======== READING PASSAGE ========

Monday, May. 09, 1960

Married. Carol Heiss, 20, women's figure-skating champion in the 1960 Winter Olympics at Squaw Valley, Calif.; and Hayes Alan Jenkins, 27, an Akron lawyer, and men's figure-skating champion in the 1956 Olympics at Cortina, Italy; in St. Thomas Episcopal Church, Manhattan.

Married. Emma Castro Ruz, 24, youngest sister of Cuban Dictator Fidel Castro; and Victor Lomeli Delgado, a Mexican engineer; by the Archbishop Coadjutor, Msgr. Evelio Diaz y Cia, in Havana. Dressed in his customary fatigues, and bobbling a pistol on his right hip, Fidel showed up 20 minutes late for the wedding, was applauded and cheered as he entered the cathedral.

Divorced. John Robert Russell, 42, the 13th Duke of Bedford, who opened his 3,000-acre Woburn Abbey estate to the public (including nudists, on a strictly rental basis) to pay his taxes; by Lydia Yarde-Buller, 42, aunt of the Aga Khan; after 13 years of marriage, one son; in London.

Died. Lieut. General Sir Horace Clement Hugh Robertson, 65, Australian combat veteran of both world wars; after a heart operation; in Melbourne. As British Commonwealth occupation commander in Japan from 1946 to 1951, Robertson upset American plans for a quiet observance of the third anniversary of the atomic destruction of Hiroshima, bluntly told Hiroshima's citizens: "This disaster was your own fault . . . The punishment given to Hiroshima was only part of the retribution of the Japanese people as a whole."

Died. Amanullah Khan, 68, King of Afghanistan from 1919 to 1929, who led his country into the Third Afghan War in 1919, won independence from Great Britain, but ran into so much resistance when he tried to westernize Afghanistan that he was forced to abdicate; after a long illness; in Zurich, Switzerland.

========

## EXERCISE REQUIREMENTS:
**A.** Answer these from the 1960 notices, one line each:
(i) At which Winter Olympics site did Carol Heiss win her figure-skating title?
(ii) How late was Fidel Castro for his sister's wedding?
(iii) In what city did Amanullah Khan die?
**B.** Please say whether each statement agrees with the 1960 notices, and quote the words that decide it:
(i) Hayes Alan Jenkins practiced law in Akron.
(ii) The Duke of Bedford and Lydia Yarde-Buller had two children.
(iii) Robertson died in London.
**C.** From the 1960 notices, list every place given as the location of a wedding, divorce or death.

======== GIVEN RECORDS ========

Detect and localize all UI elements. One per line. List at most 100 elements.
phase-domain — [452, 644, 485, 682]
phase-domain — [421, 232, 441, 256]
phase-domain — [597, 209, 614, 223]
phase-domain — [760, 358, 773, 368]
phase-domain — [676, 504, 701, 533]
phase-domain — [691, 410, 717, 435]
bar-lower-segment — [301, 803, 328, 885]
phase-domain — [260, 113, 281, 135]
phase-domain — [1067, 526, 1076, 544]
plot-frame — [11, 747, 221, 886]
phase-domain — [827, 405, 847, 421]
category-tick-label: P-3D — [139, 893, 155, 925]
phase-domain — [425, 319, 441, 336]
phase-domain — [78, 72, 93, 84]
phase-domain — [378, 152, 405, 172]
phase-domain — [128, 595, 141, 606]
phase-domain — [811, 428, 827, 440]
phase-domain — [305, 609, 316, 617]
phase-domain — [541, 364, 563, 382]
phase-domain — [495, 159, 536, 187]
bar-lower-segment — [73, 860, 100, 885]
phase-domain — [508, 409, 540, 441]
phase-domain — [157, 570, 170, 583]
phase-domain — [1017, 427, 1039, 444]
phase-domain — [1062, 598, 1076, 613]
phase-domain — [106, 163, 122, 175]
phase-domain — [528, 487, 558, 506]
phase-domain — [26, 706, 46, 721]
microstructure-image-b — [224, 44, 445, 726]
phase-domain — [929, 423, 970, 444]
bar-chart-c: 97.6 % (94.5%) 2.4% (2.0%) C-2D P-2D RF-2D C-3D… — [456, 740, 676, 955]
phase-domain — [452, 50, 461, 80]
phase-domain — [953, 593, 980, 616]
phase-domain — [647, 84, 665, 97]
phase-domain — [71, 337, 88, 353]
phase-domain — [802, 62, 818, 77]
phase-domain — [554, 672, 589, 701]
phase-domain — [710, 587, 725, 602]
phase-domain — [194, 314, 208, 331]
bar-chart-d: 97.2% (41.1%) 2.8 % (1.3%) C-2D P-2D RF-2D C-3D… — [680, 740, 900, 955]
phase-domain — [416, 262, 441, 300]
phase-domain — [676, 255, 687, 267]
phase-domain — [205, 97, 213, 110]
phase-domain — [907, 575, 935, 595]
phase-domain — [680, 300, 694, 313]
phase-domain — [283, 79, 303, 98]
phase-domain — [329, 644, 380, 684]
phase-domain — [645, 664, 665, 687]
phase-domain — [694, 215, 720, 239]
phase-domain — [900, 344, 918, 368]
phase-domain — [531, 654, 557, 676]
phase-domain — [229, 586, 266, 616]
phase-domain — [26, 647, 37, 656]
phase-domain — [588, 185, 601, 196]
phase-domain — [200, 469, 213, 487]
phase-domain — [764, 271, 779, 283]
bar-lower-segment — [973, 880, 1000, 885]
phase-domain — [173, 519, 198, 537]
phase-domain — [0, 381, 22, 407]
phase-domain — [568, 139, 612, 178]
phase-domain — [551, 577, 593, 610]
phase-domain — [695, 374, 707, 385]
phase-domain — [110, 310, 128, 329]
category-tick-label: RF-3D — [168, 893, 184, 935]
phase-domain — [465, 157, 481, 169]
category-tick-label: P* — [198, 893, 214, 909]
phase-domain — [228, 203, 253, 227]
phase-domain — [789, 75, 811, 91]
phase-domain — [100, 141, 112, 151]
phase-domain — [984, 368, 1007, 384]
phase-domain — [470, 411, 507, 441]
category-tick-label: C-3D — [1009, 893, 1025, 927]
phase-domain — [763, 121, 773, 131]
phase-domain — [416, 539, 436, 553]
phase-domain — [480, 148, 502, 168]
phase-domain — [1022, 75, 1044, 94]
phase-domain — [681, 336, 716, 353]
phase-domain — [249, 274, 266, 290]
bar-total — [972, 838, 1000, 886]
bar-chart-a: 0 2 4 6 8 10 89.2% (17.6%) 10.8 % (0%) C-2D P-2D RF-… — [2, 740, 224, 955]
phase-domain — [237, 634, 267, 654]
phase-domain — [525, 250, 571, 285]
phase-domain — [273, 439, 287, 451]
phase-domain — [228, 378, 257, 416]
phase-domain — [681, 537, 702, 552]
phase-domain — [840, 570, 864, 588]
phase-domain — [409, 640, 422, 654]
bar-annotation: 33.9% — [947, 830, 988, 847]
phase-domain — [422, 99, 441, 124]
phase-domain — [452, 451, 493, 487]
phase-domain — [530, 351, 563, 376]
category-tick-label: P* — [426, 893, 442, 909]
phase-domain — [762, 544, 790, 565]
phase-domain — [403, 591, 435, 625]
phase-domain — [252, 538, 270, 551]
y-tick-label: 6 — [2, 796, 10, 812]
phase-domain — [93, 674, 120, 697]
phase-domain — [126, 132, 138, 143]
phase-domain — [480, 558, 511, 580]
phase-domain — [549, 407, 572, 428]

========

## ANSWERS TO THIS EXERCISE:
**A.**
(i) Squaw Valley, Calif.
(ii) 20 minutes
(iii) Zurich, Switzerland

**B.**
(i) Yes: "an Akron lawyer"
(ii) No: "after 13 years of marriage, one son"
(iii) No: "after a heart operation; in Melbourne"

**C.** Manhattan (St. Thomas Episcopal Church); Havana; London; Melbourne; Zurich, Switzerland